■ GIVEN EXERCISE: Give the data again, word for word.

■ SOURCE DATA:
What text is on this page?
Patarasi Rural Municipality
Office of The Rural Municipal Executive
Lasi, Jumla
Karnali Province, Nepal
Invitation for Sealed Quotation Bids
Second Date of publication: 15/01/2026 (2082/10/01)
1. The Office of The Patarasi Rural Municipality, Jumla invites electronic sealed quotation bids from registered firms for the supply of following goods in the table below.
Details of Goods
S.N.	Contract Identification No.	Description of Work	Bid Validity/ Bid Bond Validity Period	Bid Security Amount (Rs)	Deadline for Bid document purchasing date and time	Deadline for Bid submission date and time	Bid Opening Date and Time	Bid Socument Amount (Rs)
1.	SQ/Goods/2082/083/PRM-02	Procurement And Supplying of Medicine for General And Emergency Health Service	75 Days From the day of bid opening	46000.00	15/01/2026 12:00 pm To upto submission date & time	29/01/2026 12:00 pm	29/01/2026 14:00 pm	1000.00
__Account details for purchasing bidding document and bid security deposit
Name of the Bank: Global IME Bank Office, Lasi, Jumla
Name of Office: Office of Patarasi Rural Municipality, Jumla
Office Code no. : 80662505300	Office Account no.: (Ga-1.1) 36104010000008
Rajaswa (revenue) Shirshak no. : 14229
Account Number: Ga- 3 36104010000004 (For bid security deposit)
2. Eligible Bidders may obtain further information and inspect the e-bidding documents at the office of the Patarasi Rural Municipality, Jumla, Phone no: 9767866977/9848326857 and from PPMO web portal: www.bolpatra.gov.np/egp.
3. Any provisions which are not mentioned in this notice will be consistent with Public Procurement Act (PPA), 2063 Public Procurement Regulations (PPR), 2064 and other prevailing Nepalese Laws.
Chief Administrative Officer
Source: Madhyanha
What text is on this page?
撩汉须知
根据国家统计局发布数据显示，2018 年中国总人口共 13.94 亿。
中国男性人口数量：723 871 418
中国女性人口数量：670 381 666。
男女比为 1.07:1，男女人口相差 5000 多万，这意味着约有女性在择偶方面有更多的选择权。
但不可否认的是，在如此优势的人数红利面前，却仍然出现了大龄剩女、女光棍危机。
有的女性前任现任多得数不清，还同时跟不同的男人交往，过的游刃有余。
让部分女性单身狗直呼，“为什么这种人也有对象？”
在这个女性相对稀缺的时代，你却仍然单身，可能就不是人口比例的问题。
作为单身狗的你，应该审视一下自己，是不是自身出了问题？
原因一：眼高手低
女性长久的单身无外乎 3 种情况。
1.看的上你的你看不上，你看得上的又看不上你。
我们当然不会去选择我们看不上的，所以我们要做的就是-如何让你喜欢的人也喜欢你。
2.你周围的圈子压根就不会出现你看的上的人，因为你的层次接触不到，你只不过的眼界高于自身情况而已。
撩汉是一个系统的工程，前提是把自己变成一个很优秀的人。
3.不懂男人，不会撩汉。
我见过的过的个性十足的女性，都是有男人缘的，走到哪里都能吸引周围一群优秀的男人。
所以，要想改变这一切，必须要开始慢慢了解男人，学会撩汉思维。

■ ANSWER FOR THE TASK:
What text is on this page?
Patarasi Rural Municipality
Office of The Rural Municipal Executive
Lasi, Jumla
Karnali Province, Nepal
Invitation for Sealed Quotation Bids
Second Date of publication: 15/01/2026 (2082/10/01)
1. The Office of The Patarasi Rural Municipality, Jumla invites electronic sealed quotation bids from registered firms for the supply of following goods in the table below.
Details of Goods
S.N.	Contract Identification No.	Description of Work	Bid Validity/ Bid Bond Validity Period	Bid Security Amount (Rs)	Deadline for Bid document purchasing date and time	Deadline for Bid submission date and time	Bid Opening Date and Time	Bid Socument Amount (Rs)
1.	SQ/Goods/2082/083/PRM-02	Procurement And Supplying of Medicine for General And Emergency Health Service	75 Days From the day of bid opening	46000.00	15/01/2026 12:00 pm To upto submission date & time	29/01/2026 12:00 pm	29/01/2026 14:00 pm	1000.00
__Account details for purchasing bidding document and bid security deposit
Name of the Bank: Global IME Bank Office, Lasi, Jumla
Name of Office: Office of Patarasi Rural Municipality, Jumla
Office Code no. : 80662505300	Office Account no.: (Ga-1.1) 36104010000008
Rajaswa (revenue) Shirshak no. : 14229
Account Number: Ga- 3 36104010000004 (For bid security deposit)
2. Eligible Bidders may obtain further information and inspect the e-bidding documents at the office of the Patarasi Rural Municipality, Jumla, Phone no: 9767866977/9848326857 and from PPMO web portal: www.bolpatra.gov.np/egp.
3. Any provisions which are not mentioned in this notice will be consistent with Public Procurement Act (PPA), 2063 Public Procurement Regulations (PPR), 2064 and other prevailing Nepalese Laws.
Chief Administrative Officer
Source: Madhyanha
What text is on this page?
撩汉须知
根据国家统计局发布数据显示，2018 年中国总人口共 13.94 亿。
中国男性人口数量：723 871 418
中国女性人口数量：670 381 666。
男女比为 1.07:1，男女人口相差 5000 多万，这意味着约有女性在择偶方面有更多的选择权。
但不可否认的是，在如此优势的人数红利面前，却仍然出现了大龄剩女、女光棍危机。
有的女性前任现任多得数不清，还同时跟不同的男人交往，过的游刃有余。
让部分女性单身狗直呼，“为什么这种人也有对象？”
在这个女性相对稀缺的时代，你却仍然单身，可能就不是人口比例的问题。
作为单身狗的你，应该审视一下自己，是不是自身出了问题？
原因一：眼高手低
女性长久的单身无外乎 3 种情况。
1.看的上你的你看不上，你看得上的又看不上你。
我们当然不会去选择我们看不上的，所以我们要做的就是-如何让你喜欢的人也喜欢你。
2.你周围的圈子压根就不会出现你看的上的人，因为你的层次接触不到，你只不过的眼界高于自身情况而已。
撩汉是一个系统的工程，前提是把自己变成一个很优秀的人。
3.不懂男人，不会撩汉。
我见过的过的个性十足的女性，都是有男人缘的，走到哪里都能吸引周围一群优秀的男人。
所以，要想改变这一切，必须要开始慢慢了解男人，学会撩汉思维。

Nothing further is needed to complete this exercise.